Set task: Where a line contains the word "Convert", copy that line in full.

Provided data:
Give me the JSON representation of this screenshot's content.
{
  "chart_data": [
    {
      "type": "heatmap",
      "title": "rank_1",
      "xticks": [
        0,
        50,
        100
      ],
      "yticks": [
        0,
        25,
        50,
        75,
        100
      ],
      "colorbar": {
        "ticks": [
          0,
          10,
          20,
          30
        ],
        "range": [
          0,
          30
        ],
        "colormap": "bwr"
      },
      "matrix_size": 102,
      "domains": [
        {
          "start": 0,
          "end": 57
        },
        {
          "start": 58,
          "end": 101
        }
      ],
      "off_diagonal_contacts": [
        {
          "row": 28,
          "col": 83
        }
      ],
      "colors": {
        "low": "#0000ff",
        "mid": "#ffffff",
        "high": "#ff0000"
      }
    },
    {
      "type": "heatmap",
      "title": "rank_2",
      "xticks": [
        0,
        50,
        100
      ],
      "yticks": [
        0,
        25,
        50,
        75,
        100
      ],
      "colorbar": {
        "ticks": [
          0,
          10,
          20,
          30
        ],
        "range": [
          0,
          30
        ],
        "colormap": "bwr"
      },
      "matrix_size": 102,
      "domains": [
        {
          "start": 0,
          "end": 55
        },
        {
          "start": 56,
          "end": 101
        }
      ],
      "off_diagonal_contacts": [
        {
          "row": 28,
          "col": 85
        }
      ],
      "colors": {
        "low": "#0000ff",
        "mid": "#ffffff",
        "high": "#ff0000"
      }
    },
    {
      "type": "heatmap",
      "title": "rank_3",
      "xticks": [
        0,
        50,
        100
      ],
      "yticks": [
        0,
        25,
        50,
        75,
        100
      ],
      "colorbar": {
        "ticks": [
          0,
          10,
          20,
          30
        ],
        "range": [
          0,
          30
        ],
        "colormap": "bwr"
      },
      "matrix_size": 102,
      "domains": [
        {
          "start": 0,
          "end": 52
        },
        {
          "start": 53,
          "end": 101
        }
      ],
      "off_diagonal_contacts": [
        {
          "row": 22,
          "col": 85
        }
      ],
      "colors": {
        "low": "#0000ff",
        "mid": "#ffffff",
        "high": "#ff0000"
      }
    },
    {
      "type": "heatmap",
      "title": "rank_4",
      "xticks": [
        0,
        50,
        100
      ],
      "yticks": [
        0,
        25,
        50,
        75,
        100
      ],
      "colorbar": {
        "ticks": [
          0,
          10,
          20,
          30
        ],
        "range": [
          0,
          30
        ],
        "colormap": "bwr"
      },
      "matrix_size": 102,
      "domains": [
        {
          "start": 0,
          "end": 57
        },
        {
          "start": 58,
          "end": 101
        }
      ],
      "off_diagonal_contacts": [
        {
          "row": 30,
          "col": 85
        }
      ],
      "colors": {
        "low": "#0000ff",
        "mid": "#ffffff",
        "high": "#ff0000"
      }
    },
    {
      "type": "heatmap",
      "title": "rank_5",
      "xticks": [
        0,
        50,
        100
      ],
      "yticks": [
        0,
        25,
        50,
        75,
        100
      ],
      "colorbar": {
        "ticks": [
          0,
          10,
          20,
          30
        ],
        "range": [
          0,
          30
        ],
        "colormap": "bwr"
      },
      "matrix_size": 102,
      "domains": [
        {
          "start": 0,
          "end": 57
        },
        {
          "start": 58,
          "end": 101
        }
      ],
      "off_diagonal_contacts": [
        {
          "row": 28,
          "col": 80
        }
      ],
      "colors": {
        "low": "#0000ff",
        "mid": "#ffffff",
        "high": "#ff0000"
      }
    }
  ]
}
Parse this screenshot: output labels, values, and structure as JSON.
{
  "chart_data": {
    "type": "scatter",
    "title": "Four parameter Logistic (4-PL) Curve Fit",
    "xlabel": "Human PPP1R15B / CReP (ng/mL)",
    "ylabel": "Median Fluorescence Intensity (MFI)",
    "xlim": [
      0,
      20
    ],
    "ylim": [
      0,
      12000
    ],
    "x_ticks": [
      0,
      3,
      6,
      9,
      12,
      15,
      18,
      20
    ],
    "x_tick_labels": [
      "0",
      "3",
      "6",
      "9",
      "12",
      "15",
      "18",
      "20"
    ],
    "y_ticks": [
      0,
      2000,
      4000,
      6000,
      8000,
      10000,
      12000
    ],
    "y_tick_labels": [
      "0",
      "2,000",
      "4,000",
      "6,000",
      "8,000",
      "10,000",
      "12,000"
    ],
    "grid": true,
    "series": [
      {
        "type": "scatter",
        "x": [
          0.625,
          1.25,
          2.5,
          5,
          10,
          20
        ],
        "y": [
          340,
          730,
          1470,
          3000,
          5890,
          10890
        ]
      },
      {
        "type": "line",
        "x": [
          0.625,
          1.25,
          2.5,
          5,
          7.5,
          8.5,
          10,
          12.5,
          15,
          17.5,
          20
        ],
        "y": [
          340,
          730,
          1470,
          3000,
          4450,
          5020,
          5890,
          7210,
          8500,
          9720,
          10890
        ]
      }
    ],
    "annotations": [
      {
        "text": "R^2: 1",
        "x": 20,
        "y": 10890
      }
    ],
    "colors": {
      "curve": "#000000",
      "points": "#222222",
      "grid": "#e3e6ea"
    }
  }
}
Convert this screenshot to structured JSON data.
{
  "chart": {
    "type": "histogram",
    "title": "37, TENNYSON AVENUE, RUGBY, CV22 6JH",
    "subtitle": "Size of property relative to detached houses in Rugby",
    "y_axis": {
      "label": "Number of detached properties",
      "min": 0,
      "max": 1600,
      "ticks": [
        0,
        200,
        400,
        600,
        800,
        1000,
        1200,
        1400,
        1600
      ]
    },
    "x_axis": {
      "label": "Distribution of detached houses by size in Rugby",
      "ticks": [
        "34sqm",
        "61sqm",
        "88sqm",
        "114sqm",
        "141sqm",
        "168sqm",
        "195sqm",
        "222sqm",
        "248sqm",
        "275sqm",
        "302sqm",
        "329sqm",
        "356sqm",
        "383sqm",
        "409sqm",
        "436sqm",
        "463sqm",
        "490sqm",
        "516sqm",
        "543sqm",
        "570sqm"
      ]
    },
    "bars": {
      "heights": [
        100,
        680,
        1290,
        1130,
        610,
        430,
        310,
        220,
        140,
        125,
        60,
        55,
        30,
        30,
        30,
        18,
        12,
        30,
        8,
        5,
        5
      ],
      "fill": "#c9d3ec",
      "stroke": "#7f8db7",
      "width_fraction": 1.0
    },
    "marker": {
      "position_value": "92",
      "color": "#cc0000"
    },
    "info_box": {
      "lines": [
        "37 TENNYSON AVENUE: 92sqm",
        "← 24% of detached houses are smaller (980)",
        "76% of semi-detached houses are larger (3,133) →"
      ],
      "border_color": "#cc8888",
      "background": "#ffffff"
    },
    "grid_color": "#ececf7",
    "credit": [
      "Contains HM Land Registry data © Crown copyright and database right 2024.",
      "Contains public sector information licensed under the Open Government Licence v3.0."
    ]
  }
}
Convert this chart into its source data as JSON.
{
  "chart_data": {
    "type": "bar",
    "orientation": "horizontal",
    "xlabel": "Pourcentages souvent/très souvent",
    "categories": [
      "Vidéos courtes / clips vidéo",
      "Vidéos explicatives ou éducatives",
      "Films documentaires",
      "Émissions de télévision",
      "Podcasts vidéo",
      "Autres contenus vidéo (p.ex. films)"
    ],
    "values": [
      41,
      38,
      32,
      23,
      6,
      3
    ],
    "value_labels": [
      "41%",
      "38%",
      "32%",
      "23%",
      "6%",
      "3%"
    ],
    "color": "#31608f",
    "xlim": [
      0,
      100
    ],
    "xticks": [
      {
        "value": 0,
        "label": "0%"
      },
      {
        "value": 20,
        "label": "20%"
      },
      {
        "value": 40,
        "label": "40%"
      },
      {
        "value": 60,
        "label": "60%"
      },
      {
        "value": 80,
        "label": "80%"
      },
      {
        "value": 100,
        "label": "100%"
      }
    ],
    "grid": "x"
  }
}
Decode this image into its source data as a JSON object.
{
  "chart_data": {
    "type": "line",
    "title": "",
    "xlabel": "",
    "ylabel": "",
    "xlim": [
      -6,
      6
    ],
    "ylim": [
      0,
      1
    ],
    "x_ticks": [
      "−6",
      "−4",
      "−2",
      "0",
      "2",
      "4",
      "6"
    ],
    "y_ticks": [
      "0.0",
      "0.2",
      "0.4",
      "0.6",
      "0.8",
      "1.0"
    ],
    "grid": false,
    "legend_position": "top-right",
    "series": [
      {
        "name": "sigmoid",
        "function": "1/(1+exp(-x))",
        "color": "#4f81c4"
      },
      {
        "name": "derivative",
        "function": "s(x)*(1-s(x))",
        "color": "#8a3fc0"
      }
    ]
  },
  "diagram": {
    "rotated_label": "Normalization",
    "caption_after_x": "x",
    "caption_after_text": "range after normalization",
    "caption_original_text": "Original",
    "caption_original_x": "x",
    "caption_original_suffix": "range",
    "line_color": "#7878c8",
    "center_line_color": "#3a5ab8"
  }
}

Solved problem:
Convert this screenshot to structured JSON data.
Convert this chart into its source data as JSON.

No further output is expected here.